> To be done
Take the data that follows and retype it word for word.

-*-

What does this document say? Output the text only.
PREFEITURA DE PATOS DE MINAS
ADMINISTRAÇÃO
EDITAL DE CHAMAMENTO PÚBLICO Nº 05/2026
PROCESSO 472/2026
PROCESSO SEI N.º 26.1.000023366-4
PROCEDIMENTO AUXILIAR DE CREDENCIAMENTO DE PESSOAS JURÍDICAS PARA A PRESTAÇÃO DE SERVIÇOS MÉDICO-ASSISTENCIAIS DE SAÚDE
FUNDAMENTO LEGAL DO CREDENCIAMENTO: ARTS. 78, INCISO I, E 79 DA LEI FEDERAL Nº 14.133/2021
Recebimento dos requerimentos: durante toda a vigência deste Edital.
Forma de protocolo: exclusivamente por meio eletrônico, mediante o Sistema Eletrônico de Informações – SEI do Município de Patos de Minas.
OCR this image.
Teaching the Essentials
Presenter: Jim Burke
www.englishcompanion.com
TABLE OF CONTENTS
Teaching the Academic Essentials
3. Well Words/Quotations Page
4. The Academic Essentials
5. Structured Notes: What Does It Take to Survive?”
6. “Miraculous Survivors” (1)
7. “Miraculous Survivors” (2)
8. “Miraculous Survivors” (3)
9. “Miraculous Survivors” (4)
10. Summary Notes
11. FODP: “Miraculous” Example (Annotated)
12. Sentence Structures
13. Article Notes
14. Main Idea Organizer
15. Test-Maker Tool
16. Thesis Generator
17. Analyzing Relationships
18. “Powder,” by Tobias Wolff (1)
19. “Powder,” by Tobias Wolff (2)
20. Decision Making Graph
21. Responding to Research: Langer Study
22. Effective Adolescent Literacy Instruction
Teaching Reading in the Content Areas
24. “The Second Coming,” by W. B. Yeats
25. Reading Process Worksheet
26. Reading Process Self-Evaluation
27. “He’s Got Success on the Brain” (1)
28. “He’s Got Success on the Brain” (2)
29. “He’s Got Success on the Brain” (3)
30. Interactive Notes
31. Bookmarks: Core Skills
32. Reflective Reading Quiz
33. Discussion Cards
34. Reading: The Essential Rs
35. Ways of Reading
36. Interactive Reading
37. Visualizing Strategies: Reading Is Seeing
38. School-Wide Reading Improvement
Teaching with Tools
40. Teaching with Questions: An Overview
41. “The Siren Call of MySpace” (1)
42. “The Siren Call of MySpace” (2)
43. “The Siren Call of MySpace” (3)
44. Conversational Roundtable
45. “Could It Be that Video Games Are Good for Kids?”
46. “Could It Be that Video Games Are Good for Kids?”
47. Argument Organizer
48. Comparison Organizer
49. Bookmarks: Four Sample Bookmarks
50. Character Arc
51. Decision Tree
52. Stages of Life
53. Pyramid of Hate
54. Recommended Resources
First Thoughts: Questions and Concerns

-*-

> Response
What does this document say? Output the text only.
PREFEITURA DE PATOS DE MINAS
ADMINISTRAÇÃO
EDITAL DE CHAMAMENTO PÚBLICO Nº 05/2026
PROCESSO 472/2026
PROCESSO SEI N.º 26.1.000023366-4
PROCEDIMENTO AUXILIAR DE CREDENCIAMENTO DE PESSOAS JURÍDICAS PARA A PRESTAÇÃO DE SERVIÇOS MÉDICO-ASSISTENCIAIS DE SAÚDE
FUNDAMENTO LEGAL DO CREDENCIAMENTO: ARTS. 78, INCISO I, E 79 DA LEI FEDERAL Nº 14.133/2021
Recebimento dos requerimentos: durante toda a vigência deste Edital.
Forma de protocolo: exclusivamente por meio eletrônico, mediante o Sistema Eletrônico de Informações – SEI do Município de Patos de Minas.
OCR this image.
Teaching the Essentials
Presenter: Jim Burke
www.englishcompanion.com
TABLE OF CONTENTS
Teaching the Academic Essentials
3. Well Words/Quotations Page
4. The Academic Essentials
5. Structured Notes: What Does It Take to Survive?”
6. “Miraculous Survivors” (1)
7. “Miraculous Survivors” (2)
8. “Miraculous Survivors” (3)
9. “Miraculous Survivors” (4)
10. Summary Notes
11. FODP: “Miraculous” Example (Annotated)
12. Sentence Structures
13. Article Notes
14. Main Idea Organizer
15. Test-Maker Tool
16. Thesis Generator
17. Analyzing Relationships
18. “Powder,” by Tobias Wolff (1)
19. “Powder,” by Tobias Wolff (2)
20. Decision Making Graph
21. Responding to Research: Langer Study
22. Effective Adolescent Literacy Instruction
Teaching Reading in the Content Areas
24. “The Second Coming,” by W. B. Yeats
25. Reading Process Worksheet
26. Reading Process Self-Evaluation
27. “He’s Got Success on the Brain” (1)
28. “He’s Got Success on the Brain” (2)
29. “He’s Got Success on the Brain” (3)
30. Interactive Notes
31. Bookmarks: Core Skills
32. Reflective Reading Quiz
33. Discussion Cards
34. Reading: The Essential Rs
35. Ways of Reading
36. Interactive Reading
37. Visualizing Strategies: Reading Is Seeing
38. School-Wide Reading Improvement
Teaching with Tools
40. Teaching with Questions: An Overview
41. “The Siren Call of MySpace” (1)
42. “The Siren Call of MySpace” (2)
43. “The Siren Call of MySpace” (3)
44. Conversational Roundtable
45. “Could It Be that Video Games Are Good for Kids?”
46. “Could It Be that Video Games Are Good for Kids?”
47. Argument Organizer
48. Comparison Organizer
49. Bookmarks: Four Sample Bookmarks
50. Character Arc
51. Decision Tree
52. Stages of Life
53. Pyramid of Hate
54. Recommended Resources
First Thoughts: Questions and Concerns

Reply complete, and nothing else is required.